### Work to complete
Keep only the lines of the data below that contain "title", and copy them.

### Raw records
——————————
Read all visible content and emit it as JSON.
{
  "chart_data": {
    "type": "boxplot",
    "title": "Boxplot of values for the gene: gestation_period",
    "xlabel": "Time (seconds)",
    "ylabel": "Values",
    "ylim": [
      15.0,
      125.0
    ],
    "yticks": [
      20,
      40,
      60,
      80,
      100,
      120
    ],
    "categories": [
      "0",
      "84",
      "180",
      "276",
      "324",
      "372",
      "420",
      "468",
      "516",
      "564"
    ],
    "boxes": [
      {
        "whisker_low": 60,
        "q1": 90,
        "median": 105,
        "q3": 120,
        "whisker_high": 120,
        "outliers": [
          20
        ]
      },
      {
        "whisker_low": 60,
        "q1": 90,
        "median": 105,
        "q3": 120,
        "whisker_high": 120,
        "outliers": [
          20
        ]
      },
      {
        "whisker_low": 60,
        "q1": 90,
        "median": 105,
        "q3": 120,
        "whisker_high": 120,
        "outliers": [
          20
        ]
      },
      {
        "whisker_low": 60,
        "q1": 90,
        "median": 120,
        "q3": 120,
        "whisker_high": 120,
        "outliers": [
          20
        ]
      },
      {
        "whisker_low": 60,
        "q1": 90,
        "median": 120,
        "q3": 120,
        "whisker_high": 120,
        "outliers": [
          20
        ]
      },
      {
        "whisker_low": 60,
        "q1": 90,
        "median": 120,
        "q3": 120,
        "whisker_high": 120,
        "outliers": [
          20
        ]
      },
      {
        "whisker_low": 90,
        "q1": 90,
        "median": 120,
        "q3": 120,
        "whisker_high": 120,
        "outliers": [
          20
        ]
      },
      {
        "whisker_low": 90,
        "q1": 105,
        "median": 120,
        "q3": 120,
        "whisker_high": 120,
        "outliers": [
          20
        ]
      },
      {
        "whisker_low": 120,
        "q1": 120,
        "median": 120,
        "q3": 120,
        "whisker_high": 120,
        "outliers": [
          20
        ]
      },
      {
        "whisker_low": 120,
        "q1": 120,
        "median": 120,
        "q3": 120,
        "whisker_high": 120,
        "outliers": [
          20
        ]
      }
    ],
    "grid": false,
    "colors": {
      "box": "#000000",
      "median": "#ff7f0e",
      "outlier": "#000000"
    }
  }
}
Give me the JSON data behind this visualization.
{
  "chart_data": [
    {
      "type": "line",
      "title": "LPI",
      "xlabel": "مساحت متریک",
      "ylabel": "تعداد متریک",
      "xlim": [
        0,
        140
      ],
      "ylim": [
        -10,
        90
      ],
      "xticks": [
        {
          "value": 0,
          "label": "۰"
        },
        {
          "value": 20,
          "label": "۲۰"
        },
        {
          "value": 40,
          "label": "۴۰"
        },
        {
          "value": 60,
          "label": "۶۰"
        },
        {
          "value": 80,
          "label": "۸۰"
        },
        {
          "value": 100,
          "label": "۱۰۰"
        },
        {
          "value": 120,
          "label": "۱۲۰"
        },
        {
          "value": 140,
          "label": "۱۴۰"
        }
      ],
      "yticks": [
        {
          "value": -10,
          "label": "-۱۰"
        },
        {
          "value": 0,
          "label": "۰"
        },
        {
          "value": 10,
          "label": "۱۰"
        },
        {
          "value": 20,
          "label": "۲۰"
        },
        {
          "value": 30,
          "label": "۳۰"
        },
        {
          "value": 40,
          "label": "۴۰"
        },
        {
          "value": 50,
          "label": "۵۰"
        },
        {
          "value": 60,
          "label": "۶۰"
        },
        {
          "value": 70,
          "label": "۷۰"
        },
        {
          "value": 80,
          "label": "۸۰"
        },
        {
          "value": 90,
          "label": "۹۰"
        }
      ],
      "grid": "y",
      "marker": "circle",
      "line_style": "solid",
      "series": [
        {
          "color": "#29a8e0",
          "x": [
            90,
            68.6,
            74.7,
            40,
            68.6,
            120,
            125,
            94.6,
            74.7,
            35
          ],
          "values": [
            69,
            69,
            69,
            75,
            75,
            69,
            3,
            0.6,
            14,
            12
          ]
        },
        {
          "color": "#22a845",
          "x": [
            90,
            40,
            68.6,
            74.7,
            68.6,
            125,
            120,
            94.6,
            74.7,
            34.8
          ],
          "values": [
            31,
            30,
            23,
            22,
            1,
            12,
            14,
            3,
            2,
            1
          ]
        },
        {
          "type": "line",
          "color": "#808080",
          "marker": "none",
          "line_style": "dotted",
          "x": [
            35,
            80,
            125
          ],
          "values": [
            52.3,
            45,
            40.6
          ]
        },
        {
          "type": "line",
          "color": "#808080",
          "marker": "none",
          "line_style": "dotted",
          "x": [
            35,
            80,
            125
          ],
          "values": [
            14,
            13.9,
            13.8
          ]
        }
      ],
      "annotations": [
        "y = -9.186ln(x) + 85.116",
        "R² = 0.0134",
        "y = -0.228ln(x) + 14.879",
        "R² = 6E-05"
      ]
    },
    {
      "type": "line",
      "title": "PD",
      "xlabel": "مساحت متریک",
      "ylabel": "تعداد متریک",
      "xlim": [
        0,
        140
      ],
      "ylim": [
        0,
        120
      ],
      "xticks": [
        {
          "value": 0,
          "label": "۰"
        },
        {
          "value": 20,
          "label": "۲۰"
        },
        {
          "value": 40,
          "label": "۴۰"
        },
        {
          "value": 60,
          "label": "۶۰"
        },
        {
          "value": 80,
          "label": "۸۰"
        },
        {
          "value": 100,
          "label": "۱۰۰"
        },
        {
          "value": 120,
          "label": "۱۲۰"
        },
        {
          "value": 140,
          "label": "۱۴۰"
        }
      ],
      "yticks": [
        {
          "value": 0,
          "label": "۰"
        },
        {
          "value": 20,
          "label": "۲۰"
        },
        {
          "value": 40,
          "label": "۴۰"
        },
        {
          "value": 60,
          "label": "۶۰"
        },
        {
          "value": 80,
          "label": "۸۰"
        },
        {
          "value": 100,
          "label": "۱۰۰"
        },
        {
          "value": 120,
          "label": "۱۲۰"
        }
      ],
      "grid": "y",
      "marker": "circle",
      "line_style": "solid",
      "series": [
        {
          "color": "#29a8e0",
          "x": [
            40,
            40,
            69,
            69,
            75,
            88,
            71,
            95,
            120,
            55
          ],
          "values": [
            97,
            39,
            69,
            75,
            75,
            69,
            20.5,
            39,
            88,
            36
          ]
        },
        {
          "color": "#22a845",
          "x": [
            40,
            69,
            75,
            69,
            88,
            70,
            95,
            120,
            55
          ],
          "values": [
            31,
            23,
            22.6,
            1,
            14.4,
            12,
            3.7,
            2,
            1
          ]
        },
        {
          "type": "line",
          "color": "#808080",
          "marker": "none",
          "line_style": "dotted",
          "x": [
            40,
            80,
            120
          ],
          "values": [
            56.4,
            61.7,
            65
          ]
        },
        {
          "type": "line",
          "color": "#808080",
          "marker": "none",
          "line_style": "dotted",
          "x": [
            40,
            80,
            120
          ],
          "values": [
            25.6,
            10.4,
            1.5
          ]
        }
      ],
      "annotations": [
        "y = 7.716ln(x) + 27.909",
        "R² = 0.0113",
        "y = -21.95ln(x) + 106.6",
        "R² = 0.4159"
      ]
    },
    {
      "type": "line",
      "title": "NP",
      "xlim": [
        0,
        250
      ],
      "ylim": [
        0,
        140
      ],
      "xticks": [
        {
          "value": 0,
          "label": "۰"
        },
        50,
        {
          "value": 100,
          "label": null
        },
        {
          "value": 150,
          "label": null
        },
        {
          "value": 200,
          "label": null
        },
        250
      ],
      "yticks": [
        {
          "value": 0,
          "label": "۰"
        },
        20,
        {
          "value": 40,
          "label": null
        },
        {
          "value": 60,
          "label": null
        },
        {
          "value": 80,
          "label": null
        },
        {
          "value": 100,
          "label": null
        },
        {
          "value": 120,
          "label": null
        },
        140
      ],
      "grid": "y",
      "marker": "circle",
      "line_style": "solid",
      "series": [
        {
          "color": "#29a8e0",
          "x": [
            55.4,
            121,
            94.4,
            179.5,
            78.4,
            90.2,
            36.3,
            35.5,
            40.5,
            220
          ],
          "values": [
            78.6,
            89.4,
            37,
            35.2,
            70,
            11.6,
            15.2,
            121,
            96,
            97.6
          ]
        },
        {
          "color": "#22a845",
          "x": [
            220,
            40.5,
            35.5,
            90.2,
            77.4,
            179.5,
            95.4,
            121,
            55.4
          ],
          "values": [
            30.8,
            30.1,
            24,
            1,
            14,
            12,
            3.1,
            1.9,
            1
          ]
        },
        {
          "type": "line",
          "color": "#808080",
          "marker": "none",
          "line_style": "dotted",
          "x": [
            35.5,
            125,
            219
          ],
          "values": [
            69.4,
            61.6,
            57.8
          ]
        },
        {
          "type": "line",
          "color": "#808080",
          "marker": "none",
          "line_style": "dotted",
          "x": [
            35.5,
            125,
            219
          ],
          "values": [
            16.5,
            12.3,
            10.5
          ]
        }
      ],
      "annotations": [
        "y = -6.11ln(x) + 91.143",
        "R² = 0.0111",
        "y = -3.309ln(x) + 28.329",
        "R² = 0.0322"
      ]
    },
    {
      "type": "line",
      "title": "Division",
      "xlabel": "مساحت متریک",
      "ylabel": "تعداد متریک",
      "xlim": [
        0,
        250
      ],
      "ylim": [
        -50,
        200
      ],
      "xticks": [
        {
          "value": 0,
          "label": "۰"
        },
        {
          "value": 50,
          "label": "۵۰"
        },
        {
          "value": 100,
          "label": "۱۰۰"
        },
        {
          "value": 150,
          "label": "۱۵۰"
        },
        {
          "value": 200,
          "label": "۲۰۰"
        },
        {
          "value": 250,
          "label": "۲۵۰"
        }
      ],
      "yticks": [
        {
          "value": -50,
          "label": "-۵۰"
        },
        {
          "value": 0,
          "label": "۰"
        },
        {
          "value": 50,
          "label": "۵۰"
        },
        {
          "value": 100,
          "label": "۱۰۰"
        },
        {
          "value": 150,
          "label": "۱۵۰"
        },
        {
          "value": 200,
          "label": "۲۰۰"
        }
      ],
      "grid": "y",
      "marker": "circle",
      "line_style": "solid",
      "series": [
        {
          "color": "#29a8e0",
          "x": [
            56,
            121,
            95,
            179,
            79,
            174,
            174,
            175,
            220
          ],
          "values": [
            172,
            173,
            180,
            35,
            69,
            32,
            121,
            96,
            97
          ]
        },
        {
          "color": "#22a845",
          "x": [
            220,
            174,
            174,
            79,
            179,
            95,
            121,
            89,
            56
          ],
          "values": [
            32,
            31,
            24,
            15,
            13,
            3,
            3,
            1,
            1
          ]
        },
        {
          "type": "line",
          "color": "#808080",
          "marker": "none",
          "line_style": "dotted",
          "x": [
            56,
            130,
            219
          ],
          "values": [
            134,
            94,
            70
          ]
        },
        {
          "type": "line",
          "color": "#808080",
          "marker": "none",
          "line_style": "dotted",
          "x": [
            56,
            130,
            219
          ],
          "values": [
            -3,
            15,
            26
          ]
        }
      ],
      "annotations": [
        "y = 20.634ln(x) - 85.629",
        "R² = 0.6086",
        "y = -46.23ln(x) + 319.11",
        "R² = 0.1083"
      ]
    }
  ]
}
——————————
### Expected answer
    "title": "Boxplot of values for the gene: gestation_period",
      "title": "LPI",
      "title": "PD",
      "title": "NP",
      "title": "Division",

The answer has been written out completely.